Leave out the images; return the rest of the data exactly.

Records from a collection:
------------------------------------------------------------
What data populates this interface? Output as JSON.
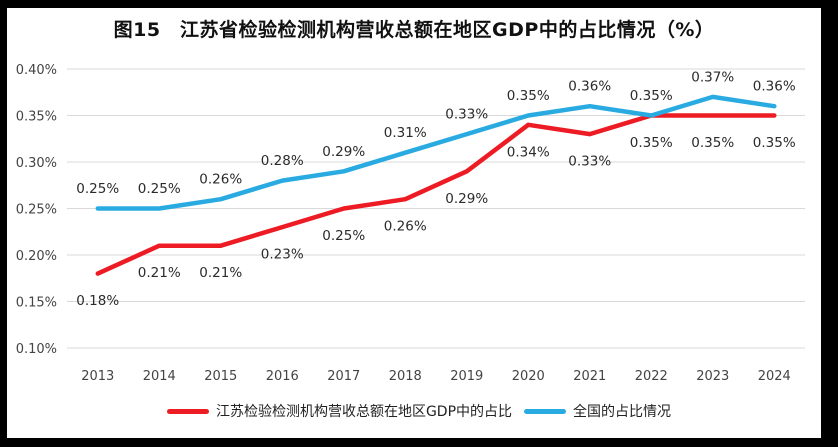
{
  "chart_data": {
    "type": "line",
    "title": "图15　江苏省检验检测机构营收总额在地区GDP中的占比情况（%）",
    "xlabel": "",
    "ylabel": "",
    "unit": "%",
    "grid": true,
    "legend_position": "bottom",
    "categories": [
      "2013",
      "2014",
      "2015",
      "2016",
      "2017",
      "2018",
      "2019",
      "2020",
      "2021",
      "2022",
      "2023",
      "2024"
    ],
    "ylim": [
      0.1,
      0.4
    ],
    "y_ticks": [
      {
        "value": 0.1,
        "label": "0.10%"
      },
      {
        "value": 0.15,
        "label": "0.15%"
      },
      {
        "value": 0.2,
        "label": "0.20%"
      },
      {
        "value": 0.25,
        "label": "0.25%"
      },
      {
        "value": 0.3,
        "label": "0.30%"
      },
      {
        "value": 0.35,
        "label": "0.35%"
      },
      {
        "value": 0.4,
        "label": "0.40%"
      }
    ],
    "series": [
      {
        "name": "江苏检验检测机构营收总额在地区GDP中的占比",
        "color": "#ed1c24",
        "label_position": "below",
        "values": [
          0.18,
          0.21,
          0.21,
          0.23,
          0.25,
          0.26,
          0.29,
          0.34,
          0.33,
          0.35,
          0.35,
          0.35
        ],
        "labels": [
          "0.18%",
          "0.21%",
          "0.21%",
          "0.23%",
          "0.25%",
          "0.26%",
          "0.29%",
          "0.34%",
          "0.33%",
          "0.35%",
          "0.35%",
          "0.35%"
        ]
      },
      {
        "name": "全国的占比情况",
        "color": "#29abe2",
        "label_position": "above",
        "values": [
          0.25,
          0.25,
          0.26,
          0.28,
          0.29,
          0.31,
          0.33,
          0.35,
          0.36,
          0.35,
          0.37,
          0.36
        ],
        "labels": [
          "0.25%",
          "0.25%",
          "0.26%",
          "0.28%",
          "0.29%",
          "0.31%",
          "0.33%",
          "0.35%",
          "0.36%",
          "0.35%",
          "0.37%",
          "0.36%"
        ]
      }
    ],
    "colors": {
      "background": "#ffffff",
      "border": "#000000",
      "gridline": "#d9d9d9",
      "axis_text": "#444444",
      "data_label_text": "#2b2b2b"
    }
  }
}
------------------------------------------------------------
§ **ANSWER**
What data populates this interface? Output as JSON.
{
  "chart_data": {
    "type": "line",
    "title": "图15　江苏省检验检测机构营收总额在地区GDP中的占比情况（%）",
    "xlabel": "",
    "ylabel": "",
    "unit": "%",
    "grid": true,
    "legend_position": "bottom",
    "categories": [
      "2013",
      "2014",
      "2015",
      "2016",
      "2017",
      "2018",
      "2019",
      "2020",
      "2021",
      "2022",
      "2023",
      "2024"
    ],
    "ylim": [
      0.1,
      0.4
    ],
    "y_ticks": [
      {
        "value": 0.1,
        "label": "0.10%"
      },
      {
        "value": 0.15,
        "label": "0.15%"
      },
      {
        "value": 0.2,
        "label": "0.20%"
      },
      {
        "value": 0.25,
        "label": "0.25%"
      },
      {
        "value": 0.3,
        "label": "0.30%"
      },
      {
        "value": 0.35,
        "label": "0.35%"
      },
      {
        "value": 0.4,
        "label": "0.40%"
      }
    ],
    "series": [
      {
        "name": "江苏检验检测机构营收总额在地区GDP中的占比",
        "color": "#ed1c24",
        "label_position": "below",
        "values": [
          0.18,
          0.21,
          0.21,
          0.23,
          0.25,
          0.26,
          0.29,
          0.34,
          0.33,
          0.35,
          0.35,
          0.35
        ],
        "labels": [
          "0.18%",
          "0.21%",
          "0.21%",
          "0.23%",
          "0.25%",
          "0.26%",
          "0.29%",
          "0.34%",
          "0.33%",
          "0.35%",
          "0.35%",
          "0.35%"
        ]
      },
      {
        "name": "全国的占比情况",
        "color": "#29abe2",
        "label_position": "above",
        "values": [
          0.25,
          0.25,
          0.26,
          0.28,
          0.29,
          0.31,
          0.33,
          0.35,
          0.36,
          0.35,
          0.37,
          0.36
        ],
        "labels": [
          "0.25%",
          "0.25%",
          "0.26%",
          "0.28%",
          "0.29%",
          "0.31%",
          "0.33%",
          "0.35%",
          "0.36%",
          "0.35%",
          "0.37%",
          "0.36%"
        ]
      }
    ],
    "colors": {
      "background": "#ffffff",
      "border": "#000000",
      "gridline": "#d9d9d9",
      "axis_text": "#444444",
      "data_label_text": "#2b2b2b"
    }
  }
}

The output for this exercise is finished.